• DIRECTIONS:
Render every entry verbatim.

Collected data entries
···

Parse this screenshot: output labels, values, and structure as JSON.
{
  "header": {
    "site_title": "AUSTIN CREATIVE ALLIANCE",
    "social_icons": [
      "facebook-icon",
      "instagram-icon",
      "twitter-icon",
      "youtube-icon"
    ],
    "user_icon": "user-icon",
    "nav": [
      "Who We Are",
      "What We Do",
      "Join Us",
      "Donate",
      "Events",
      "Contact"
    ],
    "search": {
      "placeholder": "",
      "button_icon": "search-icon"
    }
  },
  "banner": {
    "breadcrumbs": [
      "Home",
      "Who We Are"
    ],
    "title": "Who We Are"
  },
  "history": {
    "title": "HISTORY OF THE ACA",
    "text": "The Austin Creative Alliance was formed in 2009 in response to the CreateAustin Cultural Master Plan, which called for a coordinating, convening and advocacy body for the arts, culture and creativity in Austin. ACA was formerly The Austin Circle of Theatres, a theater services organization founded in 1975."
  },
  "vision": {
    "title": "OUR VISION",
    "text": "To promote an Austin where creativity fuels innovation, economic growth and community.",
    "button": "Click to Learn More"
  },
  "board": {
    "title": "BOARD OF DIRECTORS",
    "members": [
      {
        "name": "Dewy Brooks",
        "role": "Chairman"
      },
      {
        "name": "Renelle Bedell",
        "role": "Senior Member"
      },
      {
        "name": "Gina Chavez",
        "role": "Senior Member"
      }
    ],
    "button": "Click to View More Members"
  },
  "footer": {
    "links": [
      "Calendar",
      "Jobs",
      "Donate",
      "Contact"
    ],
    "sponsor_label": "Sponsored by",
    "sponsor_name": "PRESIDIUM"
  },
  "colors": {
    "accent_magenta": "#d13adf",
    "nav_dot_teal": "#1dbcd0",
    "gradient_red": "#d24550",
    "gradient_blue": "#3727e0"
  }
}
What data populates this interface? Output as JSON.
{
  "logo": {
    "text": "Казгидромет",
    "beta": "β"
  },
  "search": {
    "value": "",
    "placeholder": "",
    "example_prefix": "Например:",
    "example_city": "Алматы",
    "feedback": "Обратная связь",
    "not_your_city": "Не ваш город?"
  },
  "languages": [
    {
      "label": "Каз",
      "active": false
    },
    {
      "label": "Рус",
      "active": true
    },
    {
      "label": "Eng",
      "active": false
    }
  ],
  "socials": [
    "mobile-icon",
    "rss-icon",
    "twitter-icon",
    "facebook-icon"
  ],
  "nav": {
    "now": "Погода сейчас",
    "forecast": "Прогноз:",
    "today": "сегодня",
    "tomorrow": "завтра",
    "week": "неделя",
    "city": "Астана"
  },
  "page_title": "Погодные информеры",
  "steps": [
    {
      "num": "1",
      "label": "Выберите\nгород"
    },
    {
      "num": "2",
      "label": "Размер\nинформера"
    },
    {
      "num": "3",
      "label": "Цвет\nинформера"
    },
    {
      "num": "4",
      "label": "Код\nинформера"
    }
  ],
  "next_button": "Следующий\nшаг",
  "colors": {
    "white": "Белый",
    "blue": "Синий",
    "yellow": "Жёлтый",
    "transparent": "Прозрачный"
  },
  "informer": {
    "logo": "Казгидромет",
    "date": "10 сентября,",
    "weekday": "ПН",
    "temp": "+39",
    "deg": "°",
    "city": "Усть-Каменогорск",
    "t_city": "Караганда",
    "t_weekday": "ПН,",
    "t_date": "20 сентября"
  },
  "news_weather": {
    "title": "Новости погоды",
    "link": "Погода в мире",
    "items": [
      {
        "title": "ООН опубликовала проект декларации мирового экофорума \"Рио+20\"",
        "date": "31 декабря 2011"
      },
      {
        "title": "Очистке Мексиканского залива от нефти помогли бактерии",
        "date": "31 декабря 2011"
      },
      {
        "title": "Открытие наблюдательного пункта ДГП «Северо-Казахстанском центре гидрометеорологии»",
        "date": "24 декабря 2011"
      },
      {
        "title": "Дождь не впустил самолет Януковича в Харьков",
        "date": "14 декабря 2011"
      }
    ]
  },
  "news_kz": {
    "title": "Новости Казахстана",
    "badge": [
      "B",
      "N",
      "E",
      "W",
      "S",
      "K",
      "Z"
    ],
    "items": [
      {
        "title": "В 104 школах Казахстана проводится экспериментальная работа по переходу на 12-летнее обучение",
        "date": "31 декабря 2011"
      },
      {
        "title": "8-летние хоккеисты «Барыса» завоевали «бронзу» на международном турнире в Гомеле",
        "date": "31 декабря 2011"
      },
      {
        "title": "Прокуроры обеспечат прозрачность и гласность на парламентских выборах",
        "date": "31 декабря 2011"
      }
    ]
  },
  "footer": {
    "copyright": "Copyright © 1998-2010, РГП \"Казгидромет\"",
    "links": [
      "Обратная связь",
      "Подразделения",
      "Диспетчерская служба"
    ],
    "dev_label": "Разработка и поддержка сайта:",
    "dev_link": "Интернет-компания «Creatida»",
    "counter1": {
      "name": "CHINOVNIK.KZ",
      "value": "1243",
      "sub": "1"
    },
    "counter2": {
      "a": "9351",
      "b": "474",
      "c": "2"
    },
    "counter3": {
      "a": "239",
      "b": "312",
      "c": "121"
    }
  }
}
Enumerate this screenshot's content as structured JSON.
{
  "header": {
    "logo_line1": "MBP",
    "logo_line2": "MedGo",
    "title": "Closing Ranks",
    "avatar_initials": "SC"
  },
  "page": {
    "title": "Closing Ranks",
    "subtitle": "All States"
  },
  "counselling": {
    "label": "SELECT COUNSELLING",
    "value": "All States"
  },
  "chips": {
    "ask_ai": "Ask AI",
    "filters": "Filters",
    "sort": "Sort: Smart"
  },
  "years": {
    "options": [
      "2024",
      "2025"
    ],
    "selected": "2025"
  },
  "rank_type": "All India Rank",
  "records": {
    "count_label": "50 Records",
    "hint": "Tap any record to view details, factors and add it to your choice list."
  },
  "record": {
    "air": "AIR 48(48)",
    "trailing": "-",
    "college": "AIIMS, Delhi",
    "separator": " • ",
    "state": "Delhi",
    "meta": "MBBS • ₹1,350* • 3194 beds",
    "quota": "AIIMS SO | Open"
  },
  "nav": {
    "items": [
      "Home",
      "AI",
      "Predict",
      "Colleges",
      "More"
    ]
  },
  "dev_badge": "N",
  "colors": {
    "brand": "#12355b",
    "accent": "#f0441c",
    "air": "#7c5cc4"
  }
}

···

• FINISHED EXERCISE:
Parse this screenshot: output labels, values, and structure as JSON.
{
  "header": {
    "site_title": "AUSTIN CREATIVE ALLIANCE",
    "social_icons": [
      "facebook-icon",
      "instagram-icon",
      "twitter-icon",
      "youtube-icon"
    ],
    "user_icon": "user-icon",
    "nav": [
      "Who We Are",
      "What We Do",
      "Join Us",
      "Donate",
      "Events",
      "Contact"
    ],
    "search": {
      "placeholder": "",
      "button_icon": "search-icon"
    }
  },
  "banner": {
    "breadcrumbs": [
      "Home",
      "Who We Are"
    ],
    "title": "Who We Are"
  },
  "history": {
    "title": "HISTORY OF THE ACA",
    "text": "The Austin Creative Alliance was formed in 2009 in response to the CreateAustin Cultural Master Plan, which called for a coordinating, convening and advocacy body for the arts, culture and creativity in Austin. ACA was formerly The Austin Circle of Theatres, a theater services organization founded in 1975."
  },
  "vision": {
    "title": "OUR VISION",
    "text": "To promote an Austin where creativity fuels innovation, economic growth and community.",
    "button": "Click to Learn More"
  },
  "board": {
    "title": "BOARD OF DIRECTORS",
    "members": [
      {
        "name": "Dewy Brooks",
        "role": "Chairman"
      },
      {
        "name": "Renelle Bedell",
        "role": "Senior Member"
      },
      {
        "name": "Gina Chavez",
        "role": "Senior Member"
      }
    ],
    "button": "Click to View More Members"
  },
  "footer": {
    "links": [
      "Calendar",
      "Jobs",
      "Donate",
      "Contact"
    ],
    "sponsor_label": "Sponsored by",
    "sponsor_name": "PRESIDIUM"
  },
  "colors": {
    "accent_magenta": "#d13adf",
    "nav_dot_teal": "#1dbcd0",
    "gradient_red": "#d24550",
    "gradient_blue": "#3727e0"
  }
}
What data populates this interface? Output as JSON.
{
  "logo": {
    "text": "Казгидромет",
    "beta": "β"
  },
  "search": {
    "value": "",
    "placeholder": "",
    "example_prefix": "Например:",
    "example_city": "Алматы",
    "feedback": "Обратная связь",
    "not_your_city": "Не ваш город?"
  },
  "languages": [
    {
      "label": "Каз",
      "active": false
    },
    {
      "label": "Рус",
      "active": true
    },
    {
      "label": "Eng",
      "active": false
    }
  ],
  "socials": [
    "mobile-icon",
    "rss-icon",
    "twitter-icon",
    "facebook-icon"
  ],
  "nav": {
    "now": "Погода сейчас",
    "forecast": "Прогноз:",
    "today": "сегодня",
    "tomorrow": "завтра",
    "week": "неделя",
    "city": "Астана"
  },
  "page_title": "Погодные информеры",
  "steps": [
    {
      "num": "1",
      "label": "Выберите\nгород"
    },
    {
      "num": "2",
      "label": "Размер\nинформера"
    },
    {
      "num": "3",
      "label": "Цвет\nинформера"
    },
    {
      "num": "4",
      "label": "Код\nинформера"
    }
  ],
  "next_button": "Следующий\nшаг",
  "colors": {
    "white": "Белый",
    "blue": "Синий",
    "yellow": "Жёлтый",
    "transparent": "Прозрачный"
  },
  "informer": {
    "logo": "Казгидромет",
    "date": "10 сентября,",
    "weekday": "ПН",
    "temp": "+39",
    "deg": "°",
    "city": "Усть-Каменогорск",
    "t_city": "Караганда",
    "t_weekday": "ПН,",
    "t_date": "20 сентября"
  },
  "news_weather": {
    "title": "Новости погоды",
    "link": "Погода в мире",
    "items": [
      {
        "title": "ООН опубликовала проект декларации мирового экофорума \"Рио+20\"",
        "date": "31 декабря 2011"
      },
      {
        "title": "Очистке Мексиканского залива от нефти помогли бактерии",
        "date": "31 декабря 2011"
      },
      {
        "title": "Открытие наблюдательного пункта ДГП «Северо-Казахстанском центре гидрометеорологии»",
        "date": "24 декабря 2011"
      },
      {
        "title": "Дождь не впустил самолет Януковича в Харьков",
        "date": "14 декабря 2011"
      }
    ]
  },
  "news_kz": {
    "title": "Новости Казахстана",
    "badge": [
      "B",
      "N",
      "E",
      "W",
      "S",
      "K",
      "Z"
    ],
    "items": [
      {
        "title": "В 104 школах Казахстана проводится экспериментальная работа по переходу на 12-летнее обучение",
        "date": "31 декабря 2011"
      },
      {
        "title": "8-летние хоккеисты «Барыса» завоевали «бронзу» на международном турнире в Гомеле",
        "date": "31 декабря 2011"
      },
      {
        "title": "Прокуроры обеспечат прозрачность и гласность на парламентских выборах",
        "date": "31 декабря 2011"
      }
    ]
  },
  "footer": {
    "copyright": "Copyright © 1998-2010, РГП \"Казгидромет\"",
    "links": [
      "Обратная связь",
      "Подразделения",
      "Диспетчерская служба"
    ],
    "dev_label": "Разработка и поддержка сайта:",
    "dev_link": "Интернет-компания «Creatida»",
    "counter1": {
      "name": "CHINOVNIK.KZ",
      "value": "1243",
      "sub": "1"
    },
    "counter2": {
      "a": "9351",
      "b": "474",
      "c": "2"
    },
    "counter3": {
      "a": "239",
      "b": "312",
      "c": "121"
    }
  }
}
Enumerate this screenshot's content as structured JSON.
{
  "header": {
    "logo_line1": "MBP",
    "logo_line2": "MedGo",
    "title": "Closing Ranks",
    "avatar_initials": "SC"
  },
  "page": {
    "title": "Closing Ranks",
    "subtitle": "All States"
  },
  "counselling": {
    "label": "SELECT COUNSELLING",
    "value": "All States"
  },
  "chips": {
    "ask_ai": "Ask AI",
    "filters": "Filters",
    "sort": "Sort: Smart"
  },
  "years": {
    "options": [
      "2024",
      "2025"
    ],
    "selected": "2025"
  },
  "rank_type": "All India Rank",
  "records": {
    "count_label": "50 Records",
    "hint": "Tap any record to view details, factors and add it to your choice list."
  },
  "record": {
    "air": "AIR 48(48)",
    "trailing": "-",
    "college": "AIIMS, Delhi",
    "separator": " • ",
    "state": "Delhi",
    "meta": "MBBS • ₹1,350* • 3194 beds",
    "quota": "AIIMS SO | Open"
  },
  "nav": {
    "items": [
      "Home",
      "AI",
      "Predict",
      "Colleges",
      "More"
    ]
  },
  "dev_badge": "N",
  "colors": {
    "brand": "#12355b",
    "accent": "#f0441c",
    "air": "#7c5cc4"
  }
}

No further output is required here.